Report how many lines below contain the word "regla", and give only that number.

**Extracted entries**
================
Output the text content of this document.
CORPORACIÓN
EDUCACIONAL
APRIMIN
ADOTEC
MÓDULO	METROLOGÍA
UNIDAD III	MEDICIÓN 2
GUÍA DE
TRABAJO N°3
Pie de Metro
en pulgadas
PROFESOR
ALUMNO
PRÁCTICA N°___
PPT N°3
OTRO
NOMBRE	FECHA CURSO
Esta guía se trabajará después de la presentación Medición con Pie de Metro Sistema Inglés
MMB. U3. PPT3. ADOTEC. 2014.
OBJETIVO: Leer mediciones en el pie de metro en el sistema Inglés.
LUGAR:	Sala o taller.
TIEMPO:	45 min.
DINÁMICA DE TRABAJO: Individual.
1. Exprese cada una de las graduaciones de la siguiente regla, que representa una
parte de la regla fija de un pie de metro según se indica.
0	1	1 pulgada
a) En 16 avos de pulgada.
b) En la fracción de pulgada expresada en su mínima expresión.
================
**Result of the task**
2